EXERCISE DIRECTIONS :: Each record must be reproduced exactly as it is shown.

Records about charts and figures
— BEGIN —
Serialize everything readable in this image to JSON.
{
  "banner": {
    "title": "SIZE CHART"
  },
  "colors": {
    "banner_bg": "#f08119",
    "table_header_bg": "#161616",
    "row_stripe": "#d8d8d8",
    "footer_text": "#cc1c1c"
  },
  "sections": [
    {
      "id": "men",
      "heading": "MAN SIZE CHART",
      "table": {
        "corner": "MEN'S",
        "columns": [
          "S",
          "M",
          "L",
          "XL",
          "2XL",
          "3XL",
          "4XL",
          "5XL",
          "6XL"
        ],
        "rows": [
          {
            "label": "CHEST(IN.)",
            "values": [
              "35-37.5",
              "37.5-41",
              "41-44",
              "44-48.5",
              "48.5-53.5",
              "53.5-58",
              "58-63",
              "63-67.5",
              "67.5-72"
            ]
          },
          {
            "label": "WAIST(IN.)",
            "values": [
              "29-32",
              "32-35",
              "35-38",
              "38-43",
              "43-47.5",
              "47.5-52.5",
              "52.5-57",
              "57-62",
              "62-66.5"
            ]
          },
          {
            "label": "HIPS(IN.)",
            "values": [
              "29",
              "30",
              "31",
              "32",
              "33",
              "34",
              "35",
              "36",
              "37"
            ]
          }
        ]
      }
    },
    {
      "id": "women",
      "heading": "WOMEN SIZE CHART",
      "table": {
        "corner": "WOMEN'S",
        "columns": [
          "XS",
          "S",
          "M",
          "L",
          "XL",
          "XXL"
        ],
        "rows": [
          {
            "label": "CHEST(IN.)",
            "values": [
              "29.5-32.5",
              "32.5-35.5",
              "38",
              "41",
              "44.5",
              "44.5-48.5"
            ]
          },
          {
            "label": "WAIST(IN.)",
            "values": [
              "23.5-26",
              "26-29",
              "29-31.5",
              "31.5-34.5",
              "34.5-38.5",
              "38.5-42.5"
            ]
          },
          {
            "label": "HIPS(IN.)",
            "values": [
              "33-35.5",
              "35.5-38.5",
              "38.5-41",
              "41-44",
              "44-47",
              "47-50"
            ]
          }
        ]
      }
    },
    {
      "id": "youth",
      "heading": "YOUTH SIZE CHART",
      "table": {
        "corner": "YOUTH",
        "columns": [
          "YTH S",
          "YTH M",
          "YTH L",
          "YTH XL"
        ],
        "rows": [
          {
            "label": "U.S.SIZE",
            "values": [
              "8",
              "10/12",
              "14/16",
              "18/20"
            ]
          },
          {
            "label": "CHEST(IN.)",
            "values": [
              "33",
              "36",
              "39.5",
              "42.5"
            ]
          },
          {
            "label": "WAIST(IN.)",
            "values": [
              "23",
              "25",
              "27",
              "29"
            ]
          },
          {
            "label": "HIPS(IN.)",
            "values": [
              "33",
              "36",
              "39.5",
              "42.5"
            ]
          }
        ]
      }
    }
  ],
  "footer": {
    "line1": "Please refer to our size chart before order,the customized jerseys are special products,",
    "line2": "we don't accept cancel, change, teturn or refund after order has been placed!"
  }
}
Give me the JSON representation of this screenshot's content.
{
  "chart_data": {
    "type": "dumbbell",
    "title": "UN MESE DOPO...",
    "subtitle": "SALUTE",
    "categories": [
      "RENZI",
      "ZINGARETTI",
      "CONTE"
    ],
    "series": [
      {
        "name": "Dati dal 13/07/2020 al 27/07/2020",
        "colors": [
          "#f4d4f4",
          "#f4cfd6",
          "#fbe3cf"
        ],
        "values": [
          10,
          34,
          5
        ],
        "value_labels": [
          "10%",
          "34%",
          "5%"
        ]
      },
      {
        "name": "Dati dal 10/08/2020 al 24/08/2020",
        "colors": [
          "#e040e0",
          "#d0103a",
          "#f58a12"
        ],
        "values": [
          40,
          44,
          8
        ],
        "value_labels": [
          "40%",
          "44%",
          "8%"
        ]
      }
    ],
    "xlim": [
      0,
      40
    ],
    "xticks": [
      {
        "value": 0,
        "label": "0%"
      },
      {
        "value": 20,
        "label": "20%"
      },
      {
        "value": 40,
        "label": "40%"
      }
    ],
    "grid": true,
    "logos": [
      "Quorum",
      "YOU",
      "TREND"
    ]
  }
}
— END —
REPLY TO THE TASK ::
Serialize everything readable in this image to JSON.
{
  "banner": {
    "title": "SIZE CHART"
  },
  "colors": {
    "banner_bg": "#f08119",
    "table_header_bg": "#161616",
    "row_stripe": "#d8d8d8",
    "footer_text": "#cc1c1c"
  },
  "sections": [
    {
      "id": "men",
      "heading": "MAN SIZE CHART",
      "table": {
        "corner": "MEN'S",
        "columns": [
          "S",
          "M",
          "L",
          "XL",
          "2XL",
          "3XL",
          "4XL",
          "5XL",
          "6XL"
        ],
        "rows": [
          {
            "label": "CHEST(IN.)",
            "values": [
              "35-37.5",
              "37.5-41",
              "41-44",
              "44-48.5",
              "48.5-53.5",
              "53.5-58",
              "58-63",
              "63-67.5",
              "67.5-72"
            ]
          },
          {
            "label": "WAIST(IN.)",
            "values": [
              "29-32",
              "32-35",
              "35-38",
              "38-43",
              "43-47.5",
              "47.5-52.5",
              "52.5-57",
              "57-62",
              "62-66.5"
            ]
          },
          {
            "label": "HIPS(IN.)",
            "values": [
              "29",
              "30",
              "31",
              "32",
              "33",
              "34",
              "35",
              "36",
              "37"
            ]
          }
        ]
      }
    },
    {
      "id": "women",
      "heading": "WOMEN SIZE CHART",
      "table": {
        "corner": "WOMEN'S",
        "columns": [
          "XS",
          "S",
          "M",
          "L",
          "XL",
          "XXL"
        ],
        "rows": [
          {
            "label": "CHEST(IN.)",
            "values": [
              "29.5-32.5",
              "32.5-35.5",
              "38",
              "41",
              "44.5",
              "44.5-48.5"
            ]
          },
          {
            "label": "WAIST(IN.)",
            "values": [
              "23.5-26",
              "26-29",
              "29-31.5",
              "31.5-34.5",
              "34.5-38.5",
              "38.5-42.5"
            ]
          },
          {
            "label": "HIPS(IN.)",
            "values": [
              "33-35.5",
              "35.5-38.5",
              "38.5-41",
              "41-44",
              "44-47",
              "47-50"
            ]
          }
        ]
      }
    },
    {
      "id": "youth",
      "heading": "YOUTH SIZE CHART",
      "table": {
        "corner": "YOUTH",
        "columns": [
          "YTH S",
          "YTH M",
          "YTH L",
          "YTH XL"
        ],
        "rows": [
          {
            "label": "U.S.SIZE",
            "values": [
              "8",
              "10/12",
              "14/16",
              "18/20"
            ]
          },
          {
            "label": "CHEST(IN.)",
            "values": [
              "33",
              "36",
              "39.5",
              "42.5"
            ]
          },
          {
            "label": "WAIST(IN.)",
            "values": [
              "23",
              "25",
              "27",
              "29"
            ]
          },
          {
            "label": "HIPS(IN.)",
            "values": [
              "33",
              "36",
              "39.5",
              "42.5"
            ]
          }
        ]
      }
    }
  ],
  "footer": {
    "line1": "Please refer to our size chart before order,the customized jerseys are special products,",
    "line2": "we don't accept cancel, change, teturn or refund after order has been placed!"
  }
}
Give me the JSON representation of this screenshot's content.
{
  "chart_data": {
    "type": "dumbbell",
    "title": "UN MESE DOPO...",
    "subtitle": "SALUTE",
    "categories": [
      "RENZI",
      "ZINGARETTI",
      "CONTE"
    ],
    "series": [
      {
        "name": "Dati dal 13/07/2020 al 27/07/2020",
        "colors": [
          "#f4d4f4",
          "#f4cfd6",
          "#fbe3cf"
        ],
        "values": [
          10,
          34,
          5
        ],
        "value_labels": [
          "10%",
          "34%",
          "5%"
        ]
      },
      {
        "name": "Dati dal 10/08/2020 al 24/08/2020",
        "colors": [
          "#e040e0",
          "#d0103a",
          "#f58a12"
        ],
        "values": [
          40,
          44,
          8
        ],
        "value_labels": [
          "40%",
          "44%",
          "8%"
        ]
      }
    ],
    "xlim": [
      0,
      40
    ],
    "xticks": [
      {
        "value": 0,
        "label": "0%"
      },
      {
        "value": 20,
        "label": "20%"
      },
      {
        "value": 40,
        "label": "40%"
      }
    ],
    "grid": true,
    "logos": [
      "Quorum",
      "YOU",
      "TREND"
    ]
  }
}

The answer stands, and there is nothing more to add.